— Begin Dataset extract —

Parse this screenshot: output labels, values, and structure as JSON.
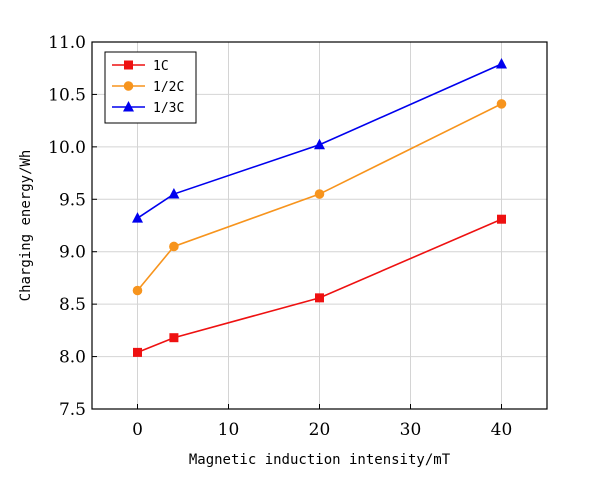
{
  "chart_data": {
    "type": "line",
    "xlabel": "Magnetic induction intensity/mT",
    "ylabel": "Charging energy/Wh",
    "xlim": [
      -5,
      45
    ],
    "ylim": [
      7.5,
      11.0
    ],
    "xticks": [
      0,
      10,
      20,
      30,
      40
    ],
    "yticks": [
      7.5,
      8.0,
      8.5,
      9.0,
      9.5,
      10.0,
      10.5,
      11.0
    ],
    "xtick_labels": [
      "0",
      "10",
      "20",
      "30",
      "40"
    ],
    "ytick_labels": [
      "7.5",
      "8.0",
      "8.5",
      "9.0",
      "9.5",
      "10.0",
      "10.5",
      "11.0"
    ],
    "grid": true,
    "legend_position": "top-left",
    "x": [
      0,
      4,
      20,
      40
    ],
    "series": [
      {
        "name": "1C",
        "values": [
          8.04,
          8.18,
          8.56,
          9.31
        ],
        "color": "#ee1111",
        "marker": "square"
      },
      {
        "name": "1/2C",
        "values": [
          8.63,
          9.05,
          9.55,
          10.41
        ],
        "color": "#f7941d",
        "marker": "circle"
      },
      {
        "name": "1/3C",
        "values": [
          9.32,
          9.55,
          10.02,
          10.79
        ],
        "color": "#0000ee",
        "marker": "triangle"
      }
    ]
  }
}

— End Dataset extract —

What to do. Transcribe all the data word for word; the images stay out.

Result for this exercise.
Parse this screenshot: output labels, values, and structure as JSON.
{
  "chart_data": {
    "type": "line",
    "xlabel": "Magnetic induction intensity/mT",
    "ylabel": "Charging energy/Wh",
    "xlim": [
      -5,
      45
    ],
    "ylim": [
      7.5,
      11.0
    ],
    "xticks": [
      0,
      10,
      20,
      30,
      40
    ],
    "yticks": [
      7.5,
      8.0,
      8.5,
      9.0,
      9.5,
      10.0,
      10.5,
      11.0
    ],
    "xtick_labels": [
      "0",
      "10",
      "20",
      "30",
      "40"
    ],
    "ytick_labels": [
      "7.5",
      "8.0",
      "8.5",
      "9.0",
      "9.5",
      "10.0",
      "10.5",
      "11.0"
    ],
    "grid": true,
    "legend_position": "top-left",
    "x": [
      0,
      4,
      20,
      40
    ],
    "series": [
      {
        "name": "1C",
        "values": [
          8.04,
          8.18,
          8.56,
          9.31
        ],
        "color": "#ee1111",
        "marker": "square"
      },
      {
        "name": "1/2C",
        "values": [
          8.63,
          9.05,
          9.55,
          10.41
        ],
        "color": "#f7941d",
        "marker": "circle"
      },
      {
        "name": "1/3C",
        "values": [
          9.32,
          9.55,
          10.02,
          10.79
        ],
        "color": "#0000ee",
        "marker": "triangle"
      }
    ]
  }
}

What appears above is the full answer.